[START OF DATA SUPPLIED]
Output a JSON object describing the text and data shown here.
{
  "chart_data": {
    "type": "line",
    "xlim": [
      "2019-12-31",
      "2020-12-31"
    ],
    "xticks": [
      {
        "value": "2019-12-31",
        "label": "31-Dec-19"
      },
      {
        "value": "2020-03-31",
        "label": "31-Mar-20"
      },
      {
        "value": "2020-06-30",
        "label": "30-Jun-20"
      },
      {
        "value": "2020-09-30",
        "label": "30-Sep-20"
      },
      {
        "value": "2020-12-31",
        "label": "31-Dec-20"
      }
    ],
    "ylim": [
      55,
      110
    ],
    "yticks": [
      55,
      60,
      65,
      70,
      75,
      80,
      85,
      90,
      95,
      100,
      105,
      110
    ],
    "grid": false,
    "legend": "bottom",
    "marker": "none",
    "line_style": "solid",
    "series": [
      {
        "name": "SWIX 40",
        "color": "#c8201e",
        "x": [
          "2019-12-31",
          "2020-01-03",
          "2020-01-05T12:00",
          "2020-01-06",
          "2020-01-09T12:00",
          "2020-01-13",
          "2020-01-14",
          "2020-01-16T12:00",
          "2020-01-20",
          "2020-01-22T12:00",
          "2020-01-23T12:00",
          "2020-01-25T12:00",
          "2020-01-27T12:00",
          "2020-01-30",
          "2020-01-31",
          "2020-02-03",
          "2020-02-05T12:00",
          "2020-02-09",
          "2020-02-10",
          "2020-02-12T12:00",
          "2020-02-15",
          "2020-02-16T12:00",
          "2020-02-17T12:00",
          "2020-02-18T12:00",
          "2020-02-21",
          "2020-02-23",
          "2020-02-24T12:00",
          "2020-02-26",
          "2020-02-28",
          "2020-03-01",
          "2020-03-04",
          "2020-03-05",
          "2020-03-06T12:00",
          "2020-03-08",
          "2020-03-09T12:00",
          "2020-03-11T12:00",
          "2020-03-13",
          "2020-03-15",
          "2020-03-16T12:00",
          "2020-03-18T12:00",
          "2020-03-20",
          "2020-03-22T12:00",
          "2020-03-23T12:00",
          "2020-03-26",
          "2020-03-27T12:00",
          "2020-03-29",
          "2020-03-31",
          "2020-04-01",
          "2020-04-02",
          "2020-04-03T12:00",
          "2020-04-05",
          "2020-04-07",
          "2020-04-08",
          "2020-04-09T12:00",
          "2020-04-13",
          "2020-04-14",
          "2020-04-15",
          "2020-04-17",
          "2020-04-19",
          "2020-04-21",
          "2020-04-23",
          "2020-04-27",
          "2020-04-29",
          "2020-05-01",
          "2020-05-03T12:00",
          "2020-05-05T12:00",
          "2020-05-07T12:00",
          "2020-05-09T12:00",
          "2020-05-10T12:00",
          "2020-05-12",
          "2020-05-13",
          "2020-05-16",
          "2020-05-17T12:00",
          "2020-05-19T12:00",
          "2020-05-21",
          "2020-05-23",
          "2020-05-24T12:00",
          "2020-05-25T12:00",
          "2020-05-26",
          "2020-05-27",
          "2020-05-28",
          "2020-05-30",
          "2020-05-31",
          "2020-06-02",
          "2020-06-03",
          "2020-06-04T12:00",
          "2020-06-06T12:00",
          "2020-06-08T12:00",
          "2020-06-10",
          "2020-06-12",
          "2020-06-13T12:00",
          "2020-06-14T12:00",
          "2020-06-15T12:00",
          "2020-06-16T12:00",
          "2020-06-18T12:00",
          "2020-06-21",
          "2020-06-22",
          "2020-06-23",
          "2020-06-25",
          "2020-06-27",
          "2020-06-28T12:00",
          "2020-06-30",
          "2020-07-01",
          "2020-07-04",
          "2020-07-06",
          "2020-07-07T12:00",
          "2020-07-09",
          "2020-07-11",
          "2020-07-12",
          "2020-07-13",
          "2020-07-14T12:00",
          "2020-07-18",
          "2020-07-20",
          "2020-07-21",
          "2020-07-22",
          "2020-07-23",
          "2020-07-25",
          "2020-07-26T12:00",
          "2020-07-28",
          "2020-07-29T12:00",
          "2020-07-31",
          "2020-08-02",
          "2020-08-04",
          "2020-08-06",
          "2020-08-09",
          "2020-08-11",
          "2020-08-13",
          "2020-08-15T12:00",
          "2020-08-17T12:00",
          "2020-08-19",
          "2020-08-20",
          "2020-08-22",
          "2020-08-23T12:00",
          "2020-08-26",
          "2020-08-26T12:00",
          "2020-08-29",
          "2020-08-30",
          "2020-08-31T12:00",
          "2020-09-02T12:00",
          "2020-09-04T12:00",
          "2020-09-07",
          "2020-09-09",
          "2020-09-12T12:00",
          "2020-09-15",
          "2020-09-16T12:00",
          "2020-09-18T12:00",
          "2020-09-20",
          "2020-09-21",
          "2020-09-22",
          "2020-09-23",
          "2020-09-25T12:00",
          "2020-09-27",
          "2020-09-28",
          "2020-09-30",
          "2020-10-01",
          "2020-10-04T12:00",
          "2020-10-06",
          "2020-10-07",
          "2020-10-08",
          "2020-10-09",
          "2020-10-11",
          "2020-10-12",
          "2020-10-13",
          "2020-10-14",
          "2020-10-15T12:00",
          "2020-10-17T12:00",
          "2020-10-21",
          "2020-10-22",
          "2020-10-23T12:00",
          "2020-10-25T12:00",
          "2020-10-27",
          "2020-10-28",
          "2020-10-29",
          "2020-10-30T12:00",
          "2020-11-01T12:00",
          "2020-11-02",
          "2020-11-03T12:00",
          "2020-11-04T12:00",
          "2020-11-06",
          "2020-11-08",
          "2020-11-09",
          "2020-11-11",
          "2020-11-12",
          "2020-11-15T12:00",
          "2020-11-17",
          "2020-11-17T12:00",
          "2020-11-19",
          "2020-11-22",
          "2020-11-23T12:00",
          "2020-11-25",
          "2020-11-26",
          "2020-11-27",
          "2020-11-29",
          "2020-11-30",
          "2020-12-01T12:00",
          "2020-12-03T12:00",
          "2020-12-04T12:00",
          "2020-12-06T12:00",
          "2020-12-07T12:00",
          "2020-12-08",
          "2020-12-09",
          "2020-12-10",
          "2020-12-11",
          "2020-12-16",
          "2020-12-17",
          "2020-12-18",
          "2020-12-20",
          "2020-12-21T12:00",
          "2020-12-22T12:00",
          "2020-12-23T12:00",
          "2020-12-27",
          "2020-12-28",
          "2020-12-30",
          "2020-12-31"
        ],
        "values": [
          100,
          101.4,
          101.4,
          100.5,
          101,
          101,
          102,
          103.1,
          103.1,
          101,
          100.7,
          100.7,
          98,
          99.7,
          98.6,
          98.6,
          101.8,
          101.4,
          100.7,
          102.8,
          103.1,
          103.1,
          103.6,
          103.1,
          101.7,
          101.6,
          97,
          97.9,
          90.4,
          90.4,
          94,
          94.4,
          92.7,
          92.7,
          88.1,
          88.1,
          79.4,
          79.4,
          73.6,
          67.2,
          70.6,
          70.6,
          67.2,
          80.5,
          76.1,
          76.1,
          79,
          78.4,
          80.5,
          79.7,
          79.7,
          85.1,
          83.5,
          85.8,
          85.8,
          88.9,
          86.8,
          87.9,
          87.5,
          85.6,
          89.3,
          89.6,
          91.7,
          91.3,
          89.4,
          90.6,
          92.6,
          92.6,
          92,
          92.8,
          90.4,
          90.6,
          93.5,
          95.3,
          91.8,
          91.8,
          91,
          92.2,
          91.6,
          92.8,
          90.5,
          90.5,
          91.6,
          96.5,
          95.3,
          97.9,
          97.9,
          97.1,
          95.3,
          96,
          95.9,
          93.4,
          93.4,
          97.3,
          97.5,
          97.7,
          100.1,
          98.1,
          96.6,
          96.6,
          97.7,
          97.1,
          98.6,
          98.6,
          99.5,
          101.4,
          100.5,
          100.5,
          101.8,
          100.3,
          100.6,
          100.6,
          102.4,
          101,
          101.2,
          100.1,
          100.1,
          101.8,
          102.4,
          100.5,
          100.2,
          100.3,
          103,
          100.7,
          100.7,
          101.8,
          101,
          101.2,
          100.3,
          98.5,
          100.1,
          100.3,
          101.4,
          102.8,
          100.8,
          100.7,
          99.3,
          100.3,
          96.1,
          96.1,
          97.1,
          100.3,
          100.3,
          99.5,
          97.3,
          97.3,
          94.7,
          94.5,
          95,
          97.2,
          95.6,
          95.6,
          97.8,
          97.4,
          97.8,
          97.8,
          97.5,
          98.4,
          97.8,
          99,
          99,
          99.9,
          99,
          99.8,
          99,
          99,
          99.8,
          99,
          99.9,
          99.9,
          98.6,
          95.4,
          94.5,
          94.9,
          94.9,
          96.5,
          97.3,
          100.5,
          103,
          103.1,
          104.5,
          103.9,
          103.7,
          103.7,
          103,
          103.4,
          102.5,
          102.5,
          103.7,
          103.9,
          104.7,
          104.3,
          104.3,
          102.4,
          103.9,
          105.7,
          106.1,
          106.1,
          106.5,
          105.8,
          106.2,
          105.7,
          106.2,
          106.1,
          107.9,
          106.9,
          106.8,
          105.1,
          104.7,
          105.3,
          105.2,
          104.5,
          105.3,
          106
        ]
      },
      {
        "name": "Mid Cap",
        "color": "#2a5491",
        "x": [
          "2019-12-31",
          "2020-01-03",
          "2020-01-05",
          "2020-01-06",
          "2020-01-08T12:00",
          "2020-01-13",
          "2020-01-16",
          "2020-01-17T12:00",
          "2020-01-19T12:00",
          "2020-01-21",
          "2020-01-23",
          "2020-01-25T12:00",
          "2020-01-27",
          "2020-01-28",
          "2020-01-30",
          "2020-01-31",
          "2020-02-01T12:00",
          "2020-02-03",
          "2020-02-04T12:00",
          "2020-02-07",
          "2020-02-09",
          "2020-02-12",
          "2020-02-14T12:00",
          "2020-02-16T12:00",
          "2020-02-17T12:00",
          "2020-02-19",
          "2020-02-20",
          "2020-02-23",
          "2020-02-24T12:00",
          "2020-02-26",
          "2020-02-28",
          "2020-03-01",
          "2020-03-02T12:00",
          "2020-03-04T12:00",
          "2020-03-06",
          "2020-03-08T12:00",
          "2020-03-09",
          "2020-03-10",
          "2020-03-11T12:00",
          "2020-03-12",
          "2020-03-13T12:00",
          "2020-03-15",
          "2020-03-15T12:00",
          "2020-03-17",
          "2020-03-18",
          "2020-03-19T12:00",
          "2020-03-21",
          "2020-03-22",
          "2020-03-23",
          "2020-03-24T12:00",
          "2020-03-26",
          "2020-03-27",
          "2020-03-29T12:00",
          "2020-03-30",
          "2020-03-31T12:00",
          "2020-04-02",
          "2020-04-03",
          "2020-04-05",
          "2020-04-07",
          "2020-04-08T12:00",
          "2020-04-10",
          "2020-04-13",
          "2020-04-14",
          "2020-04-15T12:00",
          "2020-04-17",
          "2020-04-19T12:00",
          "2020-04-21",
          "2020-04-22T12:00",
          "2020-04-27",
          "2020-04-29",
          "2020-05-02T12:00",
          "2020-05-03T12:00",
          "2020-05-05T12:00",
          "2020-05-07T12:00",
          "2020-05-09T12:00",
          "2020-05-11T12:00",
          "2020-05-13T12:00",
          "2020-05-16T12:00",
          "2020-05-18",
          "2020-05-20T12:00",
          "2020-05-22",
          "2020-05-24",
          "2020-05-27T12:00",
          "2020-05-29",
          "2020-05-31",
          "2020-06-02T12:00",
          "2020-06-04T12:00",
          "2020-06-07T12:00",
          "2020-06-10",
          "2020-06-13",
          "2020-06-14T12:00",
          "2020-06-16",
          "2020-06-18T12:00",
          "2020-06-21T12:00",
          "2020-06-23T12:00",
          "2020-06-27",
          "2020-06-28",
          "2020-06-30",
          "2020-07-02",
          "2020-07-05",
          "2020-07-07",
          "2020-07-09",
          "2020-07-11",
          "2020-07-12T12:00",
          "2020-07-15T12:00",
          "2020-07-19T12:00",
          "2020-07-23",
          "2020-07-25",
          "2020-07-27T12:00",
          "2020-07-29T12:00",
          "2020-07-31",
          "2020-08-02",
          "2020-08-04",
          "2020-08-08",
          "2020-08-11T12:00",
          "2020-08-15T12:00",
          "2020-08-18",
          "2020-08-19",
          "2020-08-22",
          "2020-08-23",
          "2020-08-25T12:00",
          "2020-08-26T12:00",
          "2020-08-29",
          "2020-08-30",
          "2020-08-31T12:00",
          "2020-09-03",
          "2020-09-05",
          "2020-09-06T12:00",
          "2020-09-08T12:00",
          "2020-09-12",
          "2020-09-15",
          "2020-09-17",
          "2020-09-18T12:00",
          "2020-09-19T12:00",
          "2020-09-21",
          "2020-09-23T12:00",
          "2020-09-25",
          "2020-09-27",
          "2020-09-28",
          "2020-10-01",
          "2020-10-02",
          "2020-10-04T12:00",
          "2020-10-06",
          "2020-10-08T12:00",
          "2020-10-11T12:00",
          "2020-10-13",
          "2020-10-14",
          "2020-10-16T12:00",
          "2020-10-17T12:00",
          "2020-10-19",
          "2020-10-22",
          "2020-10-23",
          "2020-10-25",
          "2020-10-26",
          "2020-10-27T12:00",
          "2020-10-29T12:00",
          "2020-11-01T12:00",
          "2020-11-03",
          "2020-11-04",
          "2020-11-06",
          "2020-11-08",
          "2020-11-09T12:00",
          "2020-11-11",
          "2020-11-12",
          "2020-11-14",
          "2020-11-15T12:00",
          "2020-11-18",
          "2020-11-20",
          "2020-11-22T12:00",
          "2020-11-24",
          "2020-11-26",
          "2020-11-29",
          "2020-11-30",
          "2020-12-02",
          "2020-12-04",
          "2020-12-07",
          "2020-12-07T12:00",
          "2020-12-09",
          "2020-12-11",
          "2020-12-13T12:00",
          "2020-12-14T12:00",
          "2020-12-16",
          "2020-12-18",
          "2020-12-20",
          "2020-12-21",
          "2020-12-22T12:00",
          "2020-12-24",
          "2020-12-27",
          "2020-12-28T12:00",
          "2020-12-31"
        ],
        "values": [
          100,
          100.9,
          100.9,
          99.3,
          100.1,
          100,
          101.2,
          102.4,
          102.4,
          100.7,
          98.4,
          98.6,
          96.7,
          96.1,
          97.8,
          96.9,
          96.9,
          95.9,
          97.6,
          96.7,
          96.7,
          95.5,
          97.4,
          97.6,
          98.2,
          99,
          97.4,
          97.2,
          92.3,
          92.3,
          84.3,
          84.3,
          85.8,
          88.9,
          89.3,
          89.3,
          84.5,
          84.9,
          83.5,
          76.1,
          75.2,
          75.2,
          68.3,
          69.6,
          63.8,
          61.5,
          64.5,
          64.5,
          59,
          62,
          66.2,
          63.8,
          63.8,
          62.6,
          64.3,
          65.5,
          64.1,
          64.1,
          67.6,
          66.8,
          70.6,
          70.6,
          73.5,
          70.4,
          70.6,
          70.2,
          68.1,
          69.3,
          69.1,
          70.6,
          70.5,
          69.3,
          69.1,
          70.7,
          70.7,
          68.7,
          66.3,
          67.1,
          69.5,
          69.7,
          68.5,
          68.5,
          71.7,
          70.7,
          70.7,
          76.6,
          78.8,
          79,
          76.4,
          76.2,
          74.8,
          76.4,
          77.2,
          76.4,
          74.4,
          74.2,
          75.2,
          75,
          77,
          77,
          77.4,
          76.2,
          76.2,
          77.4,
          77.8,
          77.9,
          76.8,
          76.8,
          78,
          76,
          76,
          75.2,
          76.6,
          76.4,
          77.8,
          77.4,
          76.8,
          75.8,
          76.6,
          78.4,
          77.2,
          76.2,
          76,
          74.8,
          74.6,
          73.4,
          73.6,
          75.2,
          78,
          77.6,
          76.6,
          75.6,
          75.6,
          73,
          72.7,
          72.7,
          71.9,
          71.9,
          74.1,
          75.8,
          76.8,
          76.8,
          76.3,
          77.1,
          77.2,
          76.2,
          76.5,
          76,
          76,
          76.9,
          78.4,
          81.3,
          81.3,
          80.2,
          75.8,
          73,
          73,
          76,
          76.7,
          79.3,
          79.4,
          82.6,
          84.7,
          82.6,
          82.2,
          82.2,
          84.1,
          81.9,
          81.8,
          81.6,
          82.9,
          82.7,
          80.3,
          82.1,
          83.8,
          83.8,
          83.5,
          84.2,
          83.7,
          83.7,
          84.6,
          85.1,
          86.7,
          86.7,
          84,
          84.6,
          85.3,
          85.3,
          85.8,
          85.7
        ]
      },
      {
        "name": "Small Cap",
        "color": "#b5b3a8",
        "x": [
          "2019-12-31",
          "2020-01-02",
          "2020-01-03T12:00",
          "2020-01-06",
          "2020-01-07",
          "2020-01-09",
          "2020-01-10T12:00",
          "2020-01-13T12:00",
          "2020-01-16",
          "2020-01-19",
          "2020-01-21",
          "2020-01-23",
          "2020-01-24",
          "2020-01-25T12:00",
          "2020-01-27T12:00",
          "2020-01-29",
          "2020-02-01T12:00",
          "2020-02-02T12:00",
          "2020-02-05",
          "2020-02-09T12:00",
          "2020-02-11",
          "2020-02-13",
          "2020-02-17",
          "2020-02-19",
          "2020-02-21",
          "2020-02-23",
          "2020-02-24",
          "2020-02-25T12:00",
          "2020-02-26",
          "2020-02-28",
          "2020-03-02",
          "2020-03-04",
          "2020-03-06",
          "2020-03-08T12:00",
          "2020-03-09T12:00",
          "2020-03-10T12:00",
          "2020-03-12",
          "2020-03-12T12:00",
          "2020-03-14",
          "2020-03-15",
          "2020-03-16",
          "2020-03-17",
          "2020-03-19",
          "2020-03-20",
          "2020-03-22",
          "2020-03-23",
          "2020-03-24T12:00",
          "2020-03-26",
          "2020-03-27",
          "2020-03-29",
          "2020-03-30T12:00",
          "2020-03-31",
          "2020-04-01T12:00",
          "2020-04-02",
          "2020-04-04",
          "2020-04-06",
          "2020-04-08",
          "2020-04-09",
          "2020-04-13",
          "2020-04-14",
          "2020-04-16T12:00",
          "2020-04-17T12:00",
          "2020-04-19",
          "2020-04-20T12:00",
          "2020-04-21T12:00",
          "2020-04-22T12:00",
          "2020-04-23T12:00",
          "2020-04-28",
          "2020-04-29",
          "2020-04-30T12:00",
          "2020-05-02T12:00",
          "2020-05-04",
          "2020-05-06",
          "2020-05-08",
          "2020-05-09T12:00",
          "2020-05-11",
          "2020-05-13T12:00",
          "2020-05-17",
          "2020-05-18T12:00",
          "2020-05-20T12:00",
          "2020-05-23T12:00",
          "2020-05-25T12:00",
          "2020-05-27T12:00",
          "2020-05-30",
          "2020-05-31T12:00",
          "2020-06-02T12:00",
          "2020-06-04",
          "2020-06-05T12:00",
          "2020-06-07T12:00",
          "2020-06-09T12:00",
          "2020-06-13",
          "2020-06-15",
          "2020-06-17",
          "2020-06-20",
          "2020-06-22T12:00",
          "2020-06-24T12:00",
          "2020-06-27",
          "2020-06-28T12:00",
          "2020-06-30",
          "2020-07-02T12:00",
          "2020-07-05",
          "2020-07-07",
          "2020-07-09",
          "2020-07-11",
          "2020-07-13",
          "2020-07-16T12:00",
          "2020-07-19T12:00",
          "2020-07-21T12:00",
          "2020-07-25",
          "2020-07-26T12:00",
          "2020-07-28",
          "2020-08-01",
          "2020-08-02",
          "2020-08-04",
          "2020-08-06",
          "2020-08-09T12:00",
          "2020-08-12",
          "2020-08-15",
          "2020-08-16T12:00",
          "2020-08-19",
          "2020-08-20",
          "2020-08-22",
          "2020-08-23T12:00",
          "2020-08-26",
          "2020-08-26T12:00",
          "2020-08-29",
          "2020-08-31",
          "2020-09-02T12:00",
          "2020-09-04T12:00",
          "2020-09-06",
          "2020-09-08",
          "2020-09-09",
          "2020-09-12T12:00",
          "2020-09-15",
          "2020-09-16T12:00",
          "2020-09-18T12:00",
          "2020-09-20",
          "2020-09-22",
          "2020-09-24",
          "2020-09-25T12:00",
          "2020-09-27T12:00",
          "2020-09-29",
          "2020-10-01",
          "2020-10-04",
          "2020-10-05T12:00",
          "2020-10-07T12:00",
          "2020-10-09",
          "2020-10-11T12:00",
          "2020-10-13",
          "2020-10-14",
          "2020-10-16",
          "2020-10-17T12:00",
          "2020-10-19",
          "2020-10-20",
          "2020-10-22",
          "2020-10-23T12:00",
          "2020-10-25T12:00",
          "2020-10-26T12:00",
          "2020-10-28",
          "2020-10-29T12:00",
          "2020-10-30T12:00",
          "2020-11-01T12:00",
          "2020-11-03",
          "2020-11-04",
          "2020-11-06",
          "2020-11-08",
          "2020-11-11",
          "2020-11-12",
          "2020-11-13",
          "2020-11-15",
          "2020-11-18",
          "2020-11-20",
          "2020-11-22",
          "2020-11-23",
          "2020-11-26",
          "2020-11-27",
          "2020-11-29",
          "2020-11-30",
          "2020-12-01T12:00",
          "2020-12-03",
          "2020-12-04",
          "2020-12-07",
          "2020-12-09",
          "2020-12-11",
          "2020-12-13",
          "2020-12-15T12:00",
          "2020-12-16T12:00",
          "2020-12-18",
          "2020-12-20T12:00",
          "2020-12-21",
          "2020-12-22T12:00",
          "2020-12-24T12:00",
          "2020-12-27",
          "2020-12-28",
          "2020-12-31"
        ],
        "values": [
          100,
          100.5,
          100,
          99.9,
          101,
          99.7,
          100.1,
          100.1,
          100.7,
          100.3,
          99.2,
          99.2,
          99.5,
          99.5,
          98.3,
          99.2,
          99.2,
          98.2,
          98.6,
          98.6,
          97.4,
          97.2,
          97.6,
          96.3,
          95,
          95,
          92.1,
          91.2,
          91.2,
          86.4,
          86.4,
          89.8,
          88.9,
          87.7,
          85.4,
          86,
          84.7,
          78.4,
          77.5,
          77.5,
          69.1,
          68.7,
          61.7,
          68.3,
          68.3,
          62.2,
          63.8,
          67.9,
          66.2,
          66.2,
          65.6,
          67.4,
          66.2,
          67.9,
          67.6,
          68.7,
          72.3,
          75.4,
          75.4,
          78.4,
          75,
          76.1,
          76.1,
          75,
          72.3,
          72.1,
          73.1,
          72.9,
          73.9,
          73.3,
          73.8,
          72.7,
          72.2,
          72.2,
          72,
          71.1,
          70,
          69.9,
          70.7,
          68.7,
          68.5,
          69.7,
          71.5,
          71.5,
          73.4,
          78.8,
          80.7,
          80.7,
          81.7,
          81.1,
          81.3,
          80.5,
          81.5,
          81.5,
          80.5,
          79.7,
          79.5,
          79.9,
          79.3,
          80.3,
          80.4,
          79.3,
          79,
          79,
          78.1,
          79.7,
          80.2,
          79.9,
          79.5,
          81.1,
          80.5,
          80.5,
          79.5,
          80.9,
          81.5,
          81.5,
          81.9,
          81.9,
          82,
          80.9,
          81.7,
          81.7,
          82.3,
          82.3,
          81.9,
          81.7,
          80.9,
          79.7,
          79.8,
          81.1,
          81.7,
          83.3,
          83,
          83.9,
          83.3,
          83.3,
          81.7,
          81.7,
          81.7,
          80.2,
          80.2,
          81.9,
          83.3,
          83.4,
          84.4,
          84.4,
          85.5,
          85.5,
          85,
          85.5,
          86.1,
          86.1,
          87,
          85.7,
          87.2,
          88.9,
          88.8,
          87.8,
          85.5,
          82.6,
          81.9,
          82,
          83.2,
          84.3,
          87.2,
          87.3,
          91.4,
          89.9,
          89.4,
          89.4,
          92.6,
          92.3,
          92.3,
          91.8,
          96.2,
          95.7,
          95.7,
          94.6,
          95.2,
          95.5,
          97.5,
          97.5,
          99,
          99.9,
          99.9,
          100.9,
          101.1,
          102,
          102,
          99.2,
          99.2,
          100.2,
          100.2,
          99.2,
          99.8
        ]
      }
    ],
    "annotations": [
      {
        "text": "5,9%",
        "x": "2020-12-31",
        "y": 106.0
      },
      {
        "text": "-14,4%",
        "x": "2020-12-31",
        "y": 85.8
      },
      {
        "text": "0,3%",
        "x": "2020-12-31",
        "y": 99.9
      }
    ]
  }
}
[END OF DATA SUPPLIED]
State the number of lines in the data that include the string "name", and add nothing else.

● ANSWER FOR THIS EXERCISE
3